WHAT IS ASKED:
Below are records; count the lines that contain "right" and give only the total.

SOURCE RECORDS:
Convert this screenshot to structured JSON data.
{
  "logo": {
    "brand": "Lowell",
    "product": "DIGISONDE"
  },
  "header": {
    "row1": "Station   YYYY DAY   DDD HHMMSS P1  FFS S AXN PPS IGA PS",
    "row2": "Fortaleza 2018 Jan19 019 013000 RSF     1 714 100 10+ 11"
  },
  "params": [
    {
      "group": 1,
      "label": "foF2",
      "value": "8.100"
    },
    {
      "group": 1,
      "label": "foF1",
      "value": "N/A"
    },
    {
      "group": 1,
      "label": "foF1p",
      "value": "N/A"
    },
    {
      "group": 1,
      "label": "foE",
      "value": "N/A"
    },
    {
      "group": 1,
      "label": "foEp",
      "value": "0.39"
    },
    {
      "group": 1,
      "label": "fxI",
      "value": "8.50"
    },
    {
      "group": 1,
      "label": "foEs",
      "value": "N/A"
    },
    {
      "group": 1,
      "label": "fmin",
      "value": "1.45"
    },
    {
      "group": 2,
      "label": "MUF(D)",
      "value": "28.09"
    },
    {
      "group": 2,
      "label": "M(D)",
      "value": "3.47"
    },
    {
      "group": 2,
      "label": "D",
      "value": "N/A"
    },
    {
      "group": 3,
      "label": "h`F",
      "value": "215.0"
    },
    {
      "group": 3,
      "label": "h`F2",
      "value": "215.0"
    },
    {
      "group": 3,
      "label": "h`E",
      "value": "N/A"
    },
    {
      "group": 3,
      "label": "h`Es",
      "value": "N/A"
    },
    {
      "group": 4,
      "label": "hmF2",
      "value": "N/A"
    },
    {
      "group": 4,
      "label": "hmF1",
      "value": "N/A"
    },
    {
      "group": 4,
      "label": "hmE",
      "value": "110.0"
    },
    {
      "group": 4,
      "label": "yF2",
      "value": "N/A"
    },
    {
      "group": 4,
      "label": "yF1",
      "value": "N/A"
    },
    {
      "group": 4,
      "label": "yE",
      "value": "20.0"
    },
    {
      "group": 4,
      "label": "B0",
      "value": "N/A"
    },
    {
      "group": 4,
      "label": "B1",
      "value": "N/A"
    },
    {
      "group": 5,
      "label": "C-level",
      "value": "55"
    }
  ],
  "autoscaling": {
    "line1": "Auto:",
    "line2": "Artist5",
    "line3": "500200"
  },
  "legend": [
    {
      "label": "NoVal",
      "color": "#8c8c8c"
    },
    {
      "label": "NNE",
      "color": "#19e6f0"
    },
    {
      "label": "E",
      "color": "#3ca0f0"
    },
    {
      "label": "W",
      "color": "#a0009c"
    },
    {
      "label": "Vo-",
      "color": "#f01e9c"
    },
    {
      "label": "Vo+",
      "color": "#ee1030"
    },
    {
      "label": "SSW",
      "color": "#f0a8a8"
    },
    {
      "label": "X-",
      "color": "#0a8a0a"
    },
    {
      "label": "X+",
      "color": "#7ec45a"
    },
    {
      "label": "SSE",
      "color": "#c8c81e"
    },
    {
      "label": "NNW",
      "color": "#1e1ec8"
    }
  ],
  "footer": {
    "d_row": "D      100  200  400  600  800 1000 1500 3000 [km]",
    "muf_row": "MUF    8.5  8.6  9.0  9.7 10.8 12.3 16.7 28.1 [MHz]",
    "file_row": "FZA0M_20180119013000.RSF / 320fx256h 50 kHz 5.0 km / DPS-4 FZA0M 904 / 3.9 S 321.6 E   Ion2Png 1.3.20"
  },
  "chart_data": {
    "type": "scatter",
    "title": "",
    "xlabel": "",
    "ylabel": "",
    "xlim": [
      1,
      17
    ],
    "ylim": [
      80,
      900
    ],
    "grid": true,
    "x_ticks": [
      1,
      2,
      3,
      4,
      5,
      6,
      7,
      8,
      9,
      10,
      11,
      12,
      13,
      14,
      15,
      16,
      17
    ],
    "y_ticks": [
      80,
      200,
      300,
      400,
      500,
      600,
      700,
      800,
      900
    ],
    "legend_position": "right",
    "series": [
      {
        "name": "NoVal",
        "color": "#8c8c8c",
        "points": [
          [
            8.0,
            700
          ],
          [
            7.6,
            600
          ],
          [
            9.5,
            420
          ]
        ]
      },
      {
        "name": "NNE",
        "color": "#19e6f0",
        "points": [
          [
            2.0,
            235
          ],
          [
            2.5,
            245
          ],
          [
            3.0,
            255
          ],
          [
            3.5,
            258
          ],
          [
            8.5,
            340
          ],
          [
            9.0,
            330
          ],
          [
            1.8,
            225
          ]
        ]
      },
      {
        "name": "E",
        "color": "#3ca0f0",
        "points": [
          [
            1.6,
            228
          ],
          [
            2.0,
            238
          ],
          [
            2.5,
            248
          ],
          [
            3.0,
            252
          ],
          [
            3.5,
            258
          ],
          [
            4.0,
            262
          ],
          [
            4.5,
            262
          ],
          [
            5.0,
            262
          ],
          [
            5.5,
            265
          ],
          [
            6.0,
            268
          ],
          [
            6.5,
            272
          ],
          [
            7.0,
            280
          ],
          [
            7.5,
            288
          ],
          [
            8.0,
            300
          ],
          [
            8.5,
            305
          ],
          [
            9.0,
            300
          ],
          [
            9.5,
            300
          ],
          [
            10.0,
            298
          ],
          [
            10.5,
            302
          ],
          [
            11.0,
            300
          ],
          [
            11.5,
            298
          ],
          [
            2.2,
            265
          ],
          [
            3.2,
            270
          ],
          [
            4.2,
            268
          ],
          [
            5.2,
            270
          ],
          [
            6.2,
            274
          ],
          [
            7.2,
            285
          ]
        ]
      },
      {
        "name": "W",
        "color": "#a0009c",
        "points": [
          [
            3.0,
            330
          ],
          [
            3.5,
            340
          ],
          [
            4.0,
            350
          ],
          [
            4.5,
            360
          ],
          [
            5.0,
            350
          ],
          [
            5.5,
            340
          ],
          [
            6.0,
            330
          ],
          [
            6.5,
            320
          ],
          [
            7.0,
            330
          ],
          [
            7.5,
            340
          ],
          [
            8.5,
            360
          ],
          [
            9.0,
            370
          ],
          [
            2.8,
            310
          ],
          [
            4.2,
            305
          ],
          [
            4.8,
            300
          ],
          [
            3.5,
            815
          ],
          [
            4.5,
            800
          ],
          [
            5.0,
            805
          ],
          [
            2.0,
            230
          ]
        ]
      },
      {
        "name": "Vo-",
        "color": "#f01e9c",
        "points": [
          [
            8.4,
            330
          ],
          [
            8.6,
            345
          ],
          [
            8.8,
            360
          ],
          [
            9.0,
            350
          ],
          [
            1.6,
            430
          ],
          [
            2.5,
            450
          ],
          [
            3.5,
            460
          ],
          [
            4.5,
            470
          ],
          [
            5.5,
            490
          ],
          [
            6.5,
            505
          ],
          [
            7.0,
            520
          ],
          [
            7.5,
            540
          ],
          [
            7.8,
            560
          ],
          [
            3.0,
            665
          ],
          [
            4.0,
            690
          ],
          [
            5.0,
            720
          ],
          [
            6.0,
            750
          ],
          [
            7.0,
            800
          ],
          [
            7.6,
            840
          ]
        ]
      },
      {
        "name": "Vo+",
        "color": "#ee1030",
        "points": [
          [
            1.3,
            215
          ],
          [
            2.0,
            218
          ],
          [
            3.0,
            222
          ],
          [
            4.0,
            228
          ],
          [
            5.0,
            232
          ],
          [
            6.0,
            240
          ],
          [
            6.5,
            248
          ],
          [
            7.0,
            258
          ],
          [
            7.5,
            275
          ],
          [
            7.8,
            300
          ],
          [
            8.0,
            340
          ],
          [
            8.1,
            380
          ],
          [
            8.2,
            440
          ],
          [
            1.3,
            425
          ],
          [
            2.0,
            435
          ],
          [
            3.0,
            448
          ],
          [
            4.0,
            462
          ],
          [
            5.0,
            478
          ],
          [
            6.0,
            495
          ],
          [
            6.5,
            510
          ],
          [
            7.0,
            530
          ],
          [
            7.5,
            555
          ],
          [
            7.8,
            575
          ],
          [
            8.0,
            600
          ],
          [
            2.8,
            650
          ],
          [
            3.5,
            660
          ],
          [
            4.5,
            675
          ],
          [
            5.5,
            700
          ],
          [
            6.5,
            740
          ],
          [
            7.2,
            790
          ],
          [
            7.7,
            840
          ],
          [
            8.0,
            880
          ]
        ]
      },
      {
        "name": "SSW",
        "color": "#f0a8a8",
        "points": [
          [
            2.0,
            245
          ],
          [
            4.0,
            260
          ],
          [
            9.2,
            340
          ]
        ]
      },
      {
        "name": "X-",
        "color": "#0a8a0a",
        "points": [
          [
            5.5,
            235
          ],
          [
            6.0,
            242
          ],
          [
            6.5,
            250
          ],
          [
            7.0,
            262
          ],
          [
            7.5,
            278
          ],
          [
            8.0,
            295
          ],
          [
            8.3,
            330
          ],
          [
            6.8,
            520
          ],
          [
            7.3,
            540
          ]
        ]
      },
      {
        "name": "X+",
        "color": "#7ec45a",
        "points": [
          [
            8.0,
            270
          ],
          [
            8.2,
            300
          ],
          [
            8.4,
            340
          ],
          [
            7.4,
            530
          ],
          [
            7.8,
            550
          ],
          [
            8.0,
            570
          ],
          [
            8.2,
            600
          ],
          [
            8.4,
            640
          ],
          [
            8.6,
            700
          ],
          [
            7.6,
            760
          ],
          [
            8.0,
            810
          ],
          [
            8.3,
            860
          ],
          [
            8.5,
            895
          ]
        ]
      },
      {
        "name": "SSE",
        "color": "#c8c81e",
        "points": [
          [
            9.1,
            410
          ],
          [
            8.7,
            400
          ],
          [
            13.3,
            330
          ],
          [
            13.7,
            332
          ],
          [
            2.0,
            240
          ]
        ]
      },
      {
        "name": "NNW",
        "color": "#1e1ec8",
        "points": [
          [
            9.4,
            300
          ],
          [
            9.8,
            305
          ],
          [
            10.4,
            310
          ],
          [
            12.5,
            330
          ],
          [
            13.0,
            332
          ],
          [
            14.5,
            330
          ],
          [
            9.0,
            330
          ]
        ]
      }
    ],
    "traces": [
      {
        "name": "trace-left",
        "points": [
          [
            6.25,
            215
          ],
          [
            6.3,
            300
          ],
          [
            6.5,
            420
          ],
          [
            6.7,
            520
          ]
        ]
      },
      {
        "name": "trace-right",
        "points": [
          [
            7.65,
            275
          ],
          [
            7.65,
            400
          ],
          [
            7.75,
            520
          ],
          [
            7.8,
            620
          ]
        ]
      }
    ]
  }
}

TASK RESPONSE:
2